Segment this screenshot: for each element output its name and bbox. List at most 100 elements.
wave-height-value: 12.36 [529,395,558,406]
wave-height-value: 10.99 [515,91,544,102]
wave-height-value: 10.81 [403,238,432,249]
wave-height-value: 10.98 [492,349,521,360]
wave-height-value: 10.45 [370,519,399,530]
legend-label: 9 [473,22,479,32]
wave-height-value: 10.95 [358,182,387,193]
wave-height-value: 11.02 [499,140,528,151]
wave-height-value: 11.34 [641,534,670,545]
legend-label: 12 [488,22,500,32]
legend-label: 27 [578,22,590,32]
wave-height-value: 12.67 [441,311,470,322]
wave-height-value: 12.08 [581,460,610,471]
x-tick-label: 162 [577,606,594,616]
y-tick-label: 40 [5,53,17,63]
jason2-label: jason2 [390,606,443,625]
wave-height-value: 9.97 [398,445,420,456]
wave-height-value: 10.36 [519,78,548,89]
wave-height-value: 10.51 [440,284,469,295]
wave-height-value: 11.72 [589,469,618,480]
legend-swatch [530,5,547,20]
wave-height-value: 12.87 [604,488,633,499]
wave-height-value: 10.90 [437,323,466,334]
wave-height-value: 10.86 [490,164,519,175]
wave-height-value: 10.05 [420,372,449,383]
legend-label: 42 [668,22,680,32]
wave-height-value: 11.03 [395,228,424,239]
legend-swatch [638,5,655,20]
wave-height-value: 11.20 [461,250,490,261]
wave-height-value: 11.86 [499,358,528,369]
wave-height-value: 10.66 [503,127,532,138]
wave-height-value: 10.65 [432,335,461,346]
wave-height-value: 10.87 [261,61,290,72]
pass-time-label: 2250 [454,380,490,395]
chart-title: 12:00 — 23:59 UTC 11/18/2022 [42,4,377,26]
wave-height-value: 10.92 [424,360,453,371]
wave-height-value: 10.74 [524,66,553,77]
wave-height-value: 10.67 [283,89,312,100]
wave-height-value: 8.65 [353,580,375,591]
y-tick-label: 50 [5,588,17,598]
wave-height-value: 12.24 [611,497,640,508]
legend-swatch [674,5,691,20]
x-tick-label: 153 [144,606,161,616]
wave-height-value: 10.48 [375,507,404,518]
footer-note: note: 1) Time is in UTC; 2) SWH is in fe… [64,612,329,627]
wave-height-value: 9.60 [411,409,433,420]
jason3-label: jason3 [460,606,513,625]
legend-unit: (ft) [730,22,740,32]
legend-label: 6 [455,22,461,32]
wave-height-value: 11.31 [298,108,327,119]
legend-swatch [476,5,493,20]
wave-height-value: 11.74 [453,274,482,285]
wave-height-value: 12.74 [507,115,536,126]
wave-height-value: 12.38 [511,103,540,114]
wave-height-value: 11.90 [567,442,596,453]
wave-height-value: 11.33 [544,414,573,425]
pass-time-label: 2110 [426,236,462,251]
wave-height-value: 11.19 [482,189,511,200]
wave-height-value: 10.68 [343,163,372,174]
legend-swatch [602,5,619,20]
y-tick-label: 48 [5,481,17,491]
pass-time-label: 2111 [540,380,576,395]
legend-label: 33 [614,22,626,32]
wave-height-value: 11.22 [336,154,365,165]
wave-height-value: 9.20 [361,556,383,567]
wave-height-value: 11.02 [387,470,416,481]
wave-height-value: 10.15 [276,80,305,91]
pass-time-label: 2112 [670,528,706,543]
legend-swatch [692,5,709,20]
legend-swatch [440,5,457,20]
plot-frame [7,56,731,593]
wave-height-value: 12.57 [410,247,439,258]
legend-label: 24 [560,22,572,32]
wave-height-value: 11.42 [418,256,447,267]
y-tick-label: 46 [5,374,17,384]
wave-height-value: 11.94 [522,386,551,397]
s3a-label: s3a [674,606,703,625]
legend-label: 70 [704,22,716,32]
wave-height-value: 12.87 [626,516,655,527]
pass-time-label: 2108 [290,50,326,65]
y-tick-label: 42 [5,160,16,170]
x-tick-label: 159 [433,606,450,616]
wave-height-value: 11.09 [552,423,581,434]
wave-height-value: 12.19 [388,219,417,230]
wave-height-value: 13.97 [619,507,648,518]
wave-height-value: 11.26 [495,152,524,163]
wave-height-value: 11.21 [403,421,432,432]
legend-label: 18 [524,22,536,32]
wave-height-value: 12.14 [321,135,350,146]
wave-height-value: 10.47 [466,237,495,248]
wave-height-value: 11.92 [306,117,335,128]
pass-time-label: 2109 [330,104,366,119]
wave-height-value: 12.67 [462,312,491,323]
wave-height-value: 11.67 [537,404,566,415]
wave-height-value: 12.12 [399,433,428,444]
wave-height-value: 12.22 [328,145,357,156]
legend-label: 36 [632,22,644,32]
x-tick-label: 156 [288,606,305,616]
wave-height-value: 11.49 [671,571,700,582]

########################################

STATED TASK:
Repeat every entry above word for word, leaving nothing out and changing nothing.

RESPONSE BELOW:
Segment this screenshot: for each element output its name and bbox. List at most 100 elements.
wave-height-value: 12.36 [529,395,558,406]
wave-height-value: 10.99 [515,91,544,102]
wave-height-value: 10.81 [403,238,432,249]
wave-height-value: 10.98 [492,349,521,360]
wave-height-value: 10.45 [370,519,399,530]
legend-label: 9 [473,22,479,32]
wave-height-value: 10.95 [358,182,387,193]
wave-height-value: 11.02 [499,140,528,151]
wave-height-value: 11.34 [641,534,670,545]
legend-label: 12 [488,22,500,32]
legend-label: 27 [578,22,590,32]
wave-height-value: 12.67 [441,311,470,322]
wave-height-value: 12.08 [581,460,610,471]
x-tick-label: 162 [577,606,594,616]
y-tick-label: 40 [5,53,17,63]
jason2-label: jason2 [390,606,443,625]
wave-height-value: 9.97 [398,445,420,456]
wave-height-value: 10.36 [519,78,548,89]
wave-height-value: 10.51 [440,284,469,295]
wave-height-value: 11.72 [589,469,618,480]
legend-swatch [530,5,547,20]
wave-height-value: 12.87 [604,488,633,499]
wave-height-value: 10.90 [437,323,466,334]
wave-height-value: 10.86 [490,164,519,175]
wave-height-value: 10.05 [420,372,449,383]
legend-label: 42 [668,22,680,32]
wave-height-value: 11.03 [395,228,424,239]
legend-swatch [638,5,655,20]
wave-height-value: 11.20 [461,250,490,261]
wave-height-value: 11.86 [499,358,528,369]
wave-height-value: 10.66 [503,127,532,138]
wave-height-value: 10.65 [432,335,461,346]
wave-height-value: 10.87 [261,61,290,72]
pass-time-label: 2250 [454,380,490,395]
chart-title: 12:00 — 23:59 UTC 11/18/2022 [42,4,377,26]
wave-height-value: 10.92 [424,360,453,371]
wave-height-value: 10.74 [524,66,553,77]
wave-height-value: 10.67 [283,89,312,100]
wave-height-value: 8.65 [353,580,375,591]
y-tick-label: 50 [5,588,17,598]
wave-height-value: 12.24 [611,497,640,508]
legend-swatch [674,5,691,20]
x-tick-label: 153 [144,606,161,616]
wave-height-value: 10.48 [375,507,404,518]
footer-note: note: 1) Time is in UTC; 2) SWH is in fe… [64,612,329,627]
wave-height-value: 9.60 [411,409,433,420]
jason3-label: jason3 [460,606,513,625]
legend-unit: (ft) [730,22,740,32]
legend-label: 6 [455,22,461,32]
wave-height-value: 11.31 [298,108,327,119]
legend-swatch [476,5,493,20]
wave-height-value: 11.74 [453,274,482,285]
wave-height-value: 12.74 [507,115,536,126]
wave-height-value: 12.38 [511,103,540,114]
wave-height-value: 11.90 [567,442,596,453]
wave-height-value: 11.33 [544,414,573,425]
pass-time-label: 2110 [426,236,462,251]
wave-height-value: 11.19 [482,189,511,200]
wave-height-value: 10.68 [343,163,372,174]
legend-swatch [602,5,619,20]
y-tick-label: 48 [5,481,17,491]
pass-time-label: 2111 [540,380,576,395]
legend-label: 33 [614,22,626,32]
wave-height-value: 11.22 [336,154,365,165]
wave-height-value: 9.20 [361,556,383,567]
wave-height-value: 11.02 [387,470,416,481]
wave-height-value: 10.15 [276,80,305,91]
pass-time-label: 2112 [670,528,706,543]
legend-swatch [692,5,709,20]
legend-swatch [440,5,457,20]
plot-frame [7,56,731,593]
wave-height-value: 12.57 [410,247,439,258]
legend-label: 24 [560,22,572,32]
wave-height-value: 11.42 [418,256,447,267]
y-tick-label: 46 [5,374,17,384]
wave-height-value: 11.94 [522,386,551,397]
s3a-label: s3a [674,606,703,625]
legend-label: 70 [704,22,716,32]
wave-height-value: 12.87 [626,516,655,527]
pass-time-label: 2108 [290,50,326,65]
y-tick-label: 42 [5,160,16,170]
x-tick-label: 159 [433,606,450,616]
wave-height-value: 11.09 [552,423,581,434]
wave-height-value: 12.19 [388,219,417,230]
wave-height-value: 13.97 [619,507,648,518]
wave-height-value: 11.26 [495,152,524,163]
wave-height-value: 11.21 [403,421,432,432]
legend-label: 18 [524,22,536,32]
wave-height-value: 12.14 [321,135,350,146]
wave-height-value: 10.47 [466,237,495,248]
wave-height-value: 11.92 [306,117,335,128]
pass-time-label: 2109 [330,104,366,119]
wave-height-value: 12.67 [462,312,491,323]
wave-height-value: 11.67 [537,404,566,415]
wave-height-value: 12.12 [399,433,428,444]
wave-height-value: 12.22 [328,145,357,156]
legend-label: 36 [632,22,644,32]
x-tick-label: 156 [288,606,305,616]
wave-height-value: 11.49 [671,571,700,582]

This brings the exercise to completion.